Saved entries:
Start

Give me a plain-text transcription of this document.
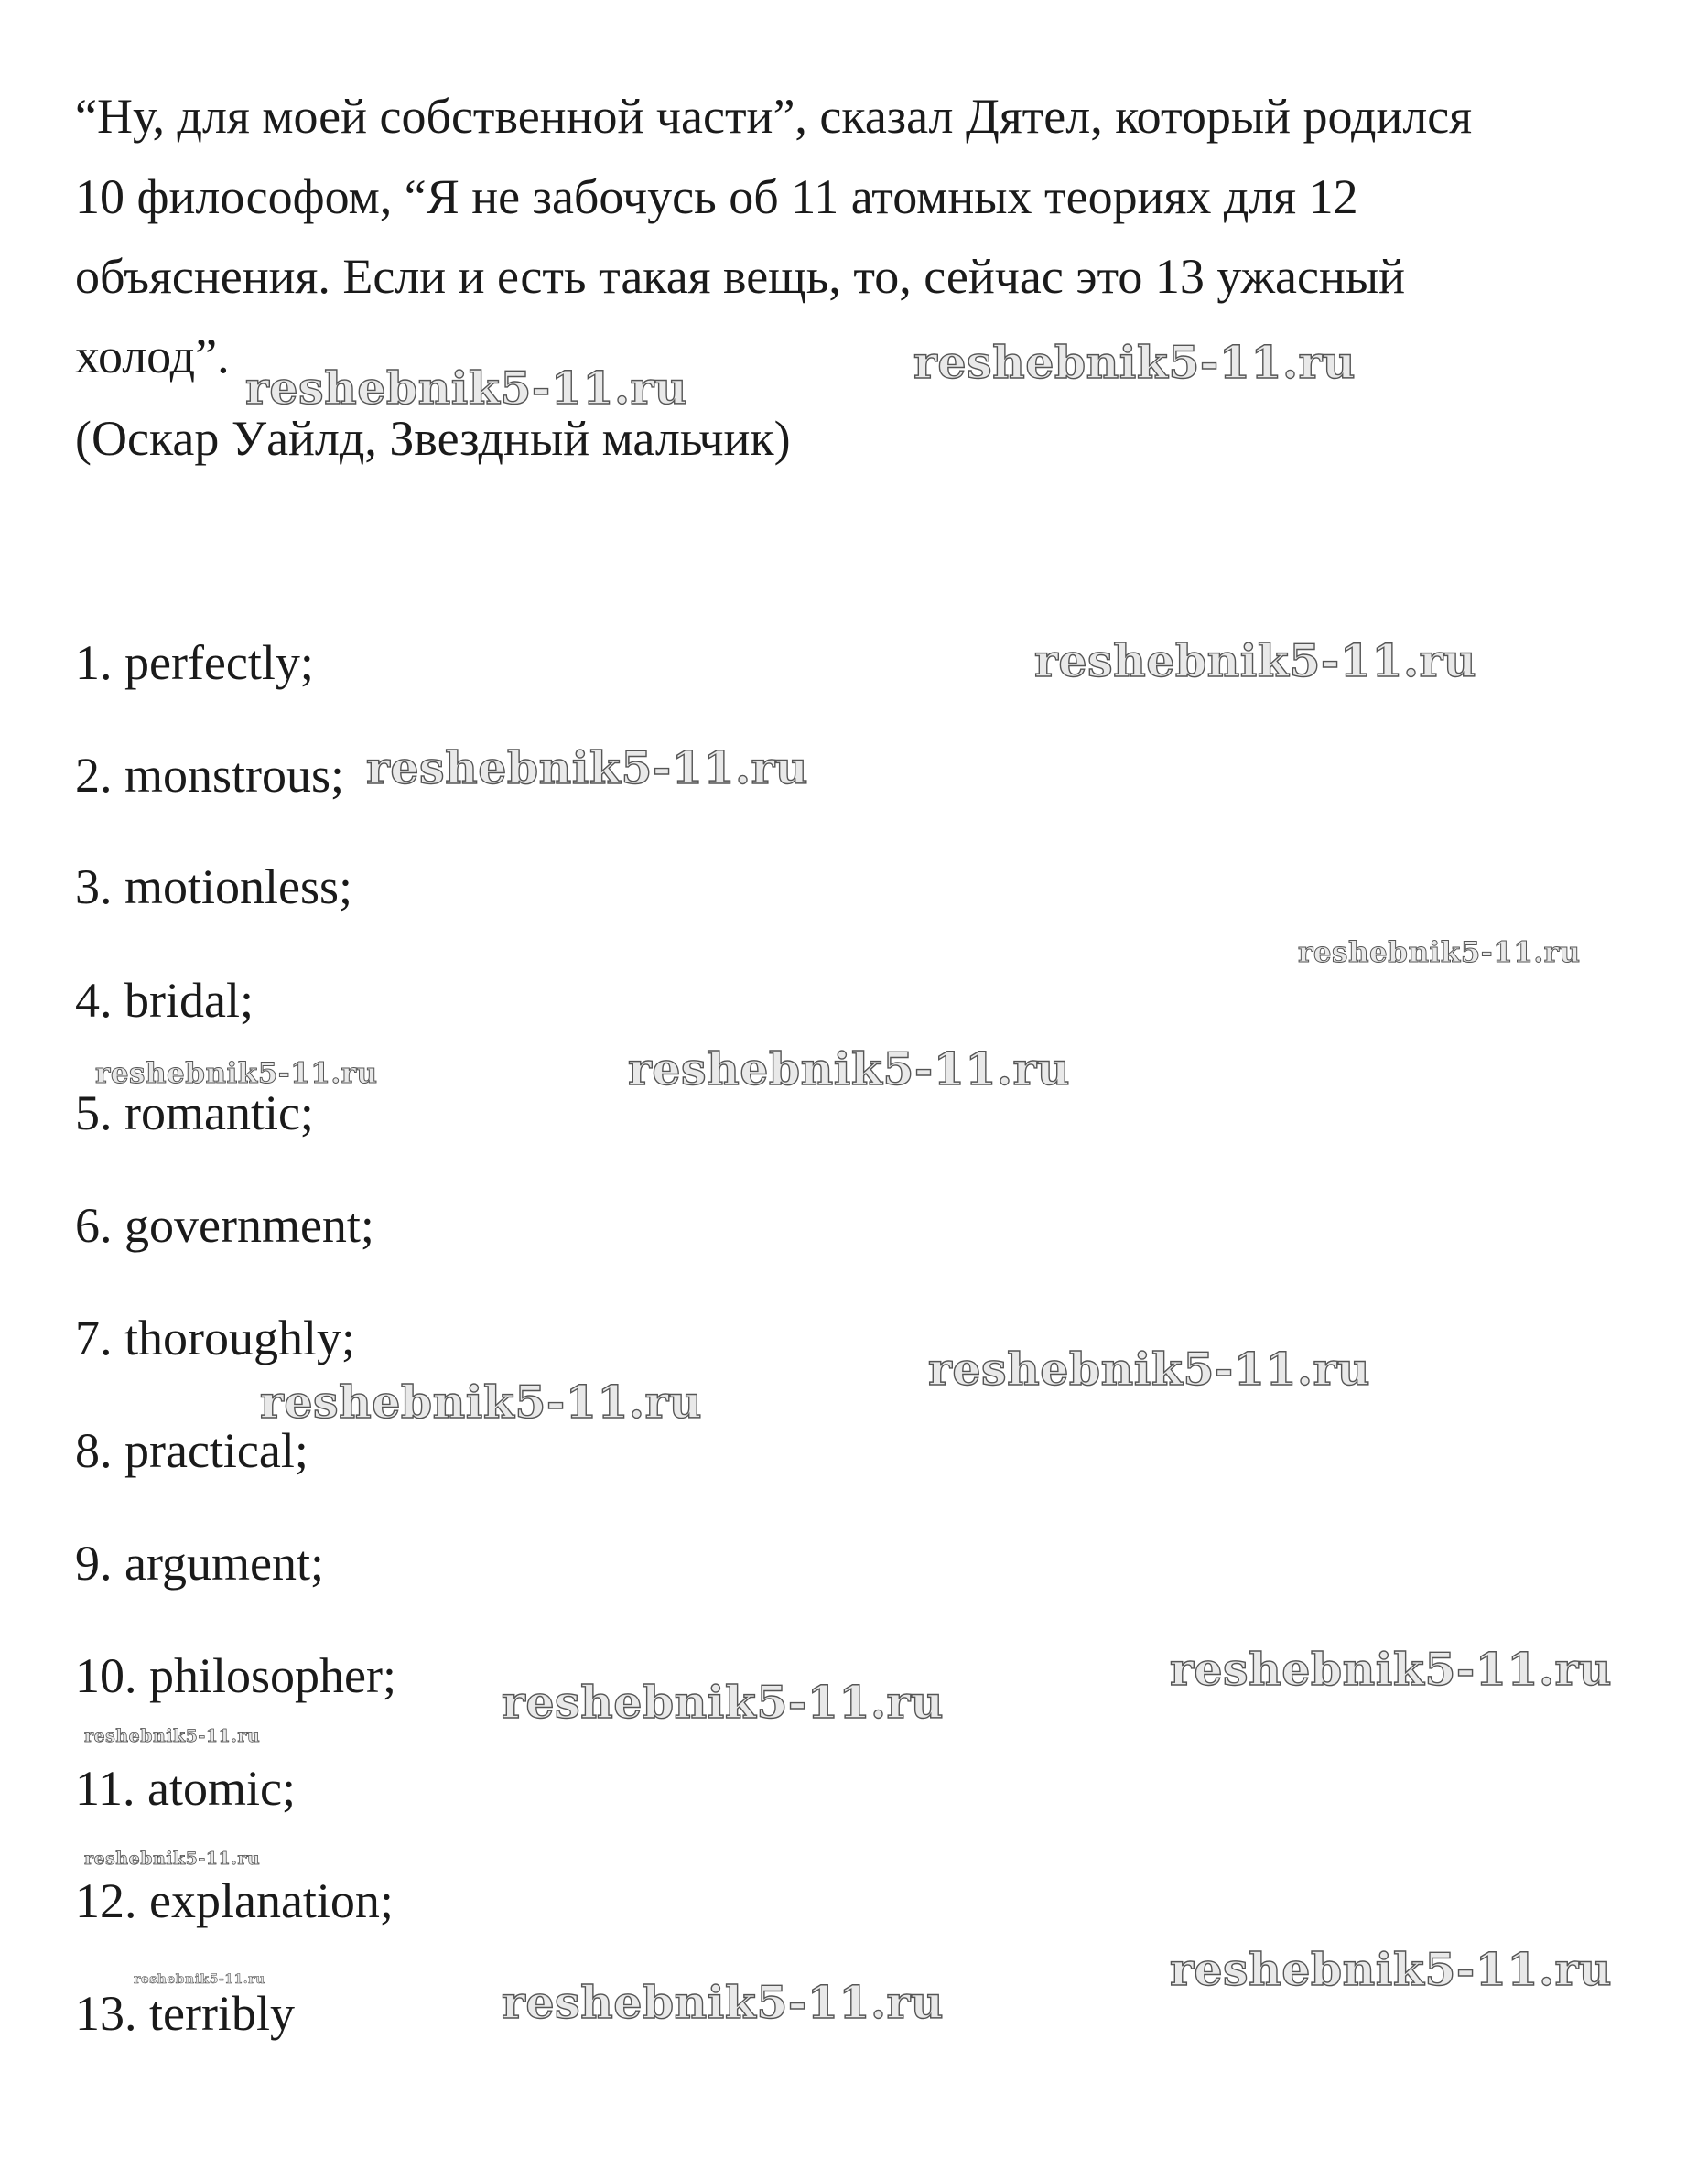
“Ну, для моей собственной части”, сказал Дятел, который родился
10 философом, “Я не забочусь об 11 атомных теориях для 12
объяснения. Если и есть такая вещь, то, сейчас это 13 ужасный
холод”.
(Оскар Уайлд, Звездный мальчик)
1. perfectly;
2. monstrous;
3. motionless;
4. bridal;
5. romantic;
6. government;
7. thoroughly;
8. practical;
9. argument;
10. philosopher;
11. atomic;
12. explanation;
13. terribly
reshebnik5-11.ru	reshebnik5-11.ru
reshebnik5-11.ru
reshebnik5-11.ru
reshebnik5-11.ru
reshebnik5-11.ru	reshebnik5-11.ru
reshebnik5-11.ru
reshebnik5-11.ru
reshebnik5-11.ru
reshebnik5-11.ru
reshebnik5-11.ru
reshebnik5-11.ru
reshebnik5-11.ru	reshebnik5-11.ru
reshebnik5-11.ru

End

» Goal:
Write out the entries above word for word. Do not include the pictures.

» Solution to the exercise:
Give me a plain-text transcription of this document.
“Ну, для моей собственной части”, сказал Дятел, который родился
10 философом, “Я не забочусь об 11 атомных теориях для 12
объяснения. Если и есть такая вещь, то, сейчас это 13 ужасный
холод”.
(Оскар Уайлд, Звездный мальчик)
1. perfectly;
2. monstrous;
3. motionless;
4. bridal;
5. romantic;
6. government;
7. thoroughly;
8. practical;
9. argument;
10. philosopher;
11. atomic;
12. explanation;
13. terribly
reshebnik5-11.ru	reshebnik5-11.ru
reshebnik5-11.ru
reshebnik5-11.ru
reshebnik5-11.ru
reshebnik5-11.ru	reshebnik5-11.ru
reshebnik5-11.ru
reshebnik5-11.ru
reshebnik5-11.ru
reshebnik5-11.ru
reshebnik5-11.ru
reshebnik5-11.ru
reshebnik5-11.ru	reshebnik5-11.ru
reshebnik5-11.ru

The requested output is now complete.